To do: Go through the listing and copy every line word for word.

◇ ◇ ◇ ◇ ◇

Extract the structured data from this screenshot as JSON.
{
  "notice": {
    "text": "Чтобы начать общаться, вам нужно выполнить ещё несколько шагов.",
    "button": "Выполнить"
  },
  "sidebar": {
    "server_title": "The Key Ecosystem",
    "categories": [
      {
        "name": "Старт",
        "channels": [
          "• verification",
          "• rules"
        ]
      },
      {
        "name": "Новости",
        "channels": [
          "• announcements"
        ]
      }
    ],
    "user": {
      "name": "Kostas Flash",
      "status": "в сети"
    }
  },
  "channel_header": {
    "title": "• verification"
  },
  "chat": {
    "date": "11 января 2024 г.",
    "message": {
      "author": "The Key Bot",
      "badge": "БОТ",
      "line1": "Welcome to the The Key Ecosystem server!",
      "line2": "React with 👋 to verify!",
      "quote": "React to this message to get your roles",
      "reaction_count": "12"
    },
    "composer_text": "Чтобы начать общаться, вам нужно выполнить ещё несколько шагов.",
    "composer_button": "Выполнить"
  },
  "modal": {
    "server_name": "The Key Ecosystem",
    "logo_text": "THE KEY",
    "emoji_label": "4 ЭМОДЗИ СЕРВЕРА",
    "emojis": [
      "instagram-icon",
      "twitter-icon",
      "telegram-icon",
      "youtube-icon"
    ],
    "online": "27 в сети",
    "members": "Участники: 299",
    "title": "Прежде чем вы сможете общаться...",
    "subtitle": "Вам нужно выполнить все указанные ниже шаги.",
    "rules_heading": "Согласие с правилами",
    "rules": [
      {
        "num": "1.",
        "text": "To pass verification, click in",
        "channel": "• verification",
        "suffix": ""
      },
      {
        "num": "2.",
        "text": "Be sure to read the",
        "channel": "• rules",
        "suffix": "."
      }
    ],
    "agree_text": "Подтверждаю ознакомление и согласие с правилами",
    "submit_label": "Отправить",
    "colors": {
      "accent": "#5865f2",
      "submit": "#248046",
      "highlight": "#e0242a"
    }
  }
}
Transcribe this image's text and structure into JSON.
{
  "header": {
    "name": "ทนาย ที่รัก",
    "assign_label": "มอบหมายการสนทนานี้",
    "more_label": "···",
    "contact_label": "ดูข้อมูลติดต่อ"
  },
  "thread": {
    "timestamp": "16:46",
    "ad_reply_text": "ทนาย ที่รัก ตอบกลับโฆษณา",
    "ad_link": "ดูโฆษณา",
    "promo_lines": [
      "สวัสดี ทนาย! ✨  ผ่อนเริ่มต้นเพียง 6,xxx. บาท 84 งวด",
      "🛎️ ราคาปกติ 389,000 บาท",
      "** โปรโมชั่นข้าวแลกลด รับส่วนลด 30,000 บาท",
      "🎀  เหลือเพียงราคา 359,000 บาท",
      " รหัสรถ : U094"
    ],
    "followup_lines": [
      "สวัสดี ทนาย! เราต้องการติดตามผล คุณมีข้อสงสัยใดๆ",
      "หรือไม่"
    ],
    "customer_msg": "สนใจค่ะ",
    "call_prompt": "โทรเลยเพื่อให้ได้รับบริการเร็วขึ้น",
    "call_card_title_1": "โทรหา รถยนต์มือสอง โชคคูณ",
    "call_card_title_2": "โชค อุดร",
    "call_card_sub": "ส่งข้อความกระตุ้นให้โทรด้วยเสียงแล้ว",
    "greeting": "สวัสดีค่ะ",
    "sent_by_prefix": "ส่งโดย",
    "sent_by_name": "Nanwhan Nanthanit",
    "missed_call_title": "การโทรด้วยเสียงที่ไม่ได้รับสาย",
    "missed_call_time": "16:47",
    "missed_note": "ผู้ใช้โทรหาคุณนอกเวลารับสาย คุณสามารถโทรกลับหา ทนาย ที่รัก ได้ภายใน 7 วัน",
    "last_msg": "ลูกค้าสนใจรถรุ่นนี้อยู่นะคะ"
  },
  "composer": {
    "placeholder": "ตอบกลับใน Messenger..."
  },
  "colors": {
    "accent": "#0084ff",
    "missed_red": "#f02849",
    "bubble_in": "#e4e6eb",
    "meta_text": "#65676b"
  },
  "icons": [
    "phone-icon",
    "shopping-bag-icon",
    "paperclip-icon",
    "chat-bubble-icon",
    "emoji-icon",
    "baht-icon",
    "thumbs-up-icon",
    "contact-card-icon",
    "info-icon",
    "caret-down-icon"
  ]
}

◇ ◇ ◇ ◇ ◇

In response:
Extract the structured data from this screenshot as JSON.
{
  "notice": {
    "text": "Чтобы начать общаться, вам нужно выполнить ещё несколько шагов.",
    "button": "Выполнить"
  },
  "sidebar": {
    "server_title": "The Key Ecosystem",
    "categories": [
      {
        "name": "Старт",
        "channels": [
          "• verification",
          "• rules"
        ]
      },
      {
        "name": "Новости",
        "channels": [
          "• announcements"
        ]
      }
    ],
    "user": {
      "name": "Kostas Flash",
      "status": "в сети"
    }
  },
  "channel_header": {
    "title": "• verification"
  },
  "chat": {
    "date": "11 января 2024 г.",
    "message": {
      "author": "The Key Bot",
      "badge": "БОТ",
      "line1": "Welcome to the The Key Ecosystem server!",
      "line2": "React with 👋 to verify!",
      "quote": "React to this message to get your roles",
      "reaction_count": "12"
    },
    "composer_text": "Чтобы начать общаться, вам нужно выполнить ещё несколько шагов.",
    "composer_button": "Выполнить"
  },
  "modal": {
    "server_name": "The Key Ecosystem",
    "logo_text": "THE KEY",
    "emoji_label": "4 ЭМОДЗИ СЕРВЕРА",
    "emojis": [
      "instagram-icon",
      "twitter-icon",
      "telegram-icon",
      "youtube-icon"
    ],
    "online": "27 в сети",
    "members": "Участники: 299",
    "title": "Прежде чем вы сможете общаться...",
    "subtitle": "Вам нужно выполнить все указанные ниже шаги.",
    "rules_heading": "Согласие с правилами",
    "rules": [
      {
        "num": "1.",
        "text": "To pass verification, click in",
        "channel": "• verification",
        "suffix": ""
      },
      {
        "num": "2.",
        "text": "Be sure to read the",
        "channel": "• rules",
        "suffix": "."
      }
    ],
    "agree_text": "Подтверждаю ознакомление и согласие с правилами",
    "submit_label": "Отправить",
    "colors": {
      "accent": "#5865f2",
      "submit": "#248046",
      "highlight": "#e0242a"
    }
  }
}
Transcribe this image's text and structure into JSON.
{
  "header": {
    "name": "ทนาย ที่รัก",
    "assign_label": "มอบหมายการสนทนานี้",
    "more_label": "···",
    "contact_label": "ดูข้อมูลติดต่อ"
  },
  "thread": {
    "timestamp": "16:46",
    "ad_reply_text": "ทนาย ที่รัก ตอบกลับโฆษณา",
    "ad_link": "ดูโฆษณา",
    "promo_lines": [
      "สวัสดี ทนาย! ✨  ผ่อนเริ่มต้นเพียง 6,xxx. บาท 84 งวด",
      "🛎️ ราคาปกติ 389,000 บาท",
      "** โปรโมชั่นข้าวแลกลด รับส่วนลด 30,000 บาท",
      "🎀  เหลือเพียงราคา 359,000 บาท",
      " รหัสรถ : U094"
    ],
    "followup_lines": [
      "สวัสดี ทนาย! เราต้องการติดตามผล คุณมีข้อสงสัยใดๆ",
      "หรือไม่"
    ],
    "customer_msg": "สนใจค่ะ",
    "call_prompt": "โทรเลยเพื่อให้ได้รับบริการเร็วขึ้น",
    "call_card_title_1": "โทรหา รถยนต์มือสอง โชคคูณ",
    "call_card_title_2": "โชค อุดร",
    "call_card_sub": "ส่งข้อความกระตุ้นให้โทรด้วยเสียงแล้ว",
    "greeting": "สวัสดีค่ะ",
    "sent_by_prefix": "ส่งโดย",
    "sent_by_name": "Nanwhan Nanthanit",
    "missed_call_title": "การโทรด้วยเสียงที่ไม่ได้รับสาย",
    "missed_call_time": "16:47",
    "missed_note": "ผู้ใช้โทรหาคุณนอกเวลารับสาย คุณสามารถโทรกลับหา ทนาย ที่รัก ได้ภายใน 7 วัน",
    "last_msg": "ลูกค้าสนใจรถรุ่นนี้อยู่นะคะ"
  },
  "composer": {
    "placeholder": "ตอบกลับใน Messenger..."
  },
  "colors": {
    "accent": "#0084ff",
    "missed_red": "#f02849",
    "bubble_in": "#e4e6eb",
    "meta_text": "#65676b"
  },
  "icons": [
    "phone-icon",
    "shopping-bag-icon",
    "paperclip-icon",
    "chat-bubble-icon",
    "emoji-icon",
    "baht-icon",
    "thumbs-up-icon",
    "contact-card-icon",
    "info-icon",
    "caret-down-icon"
  ]
}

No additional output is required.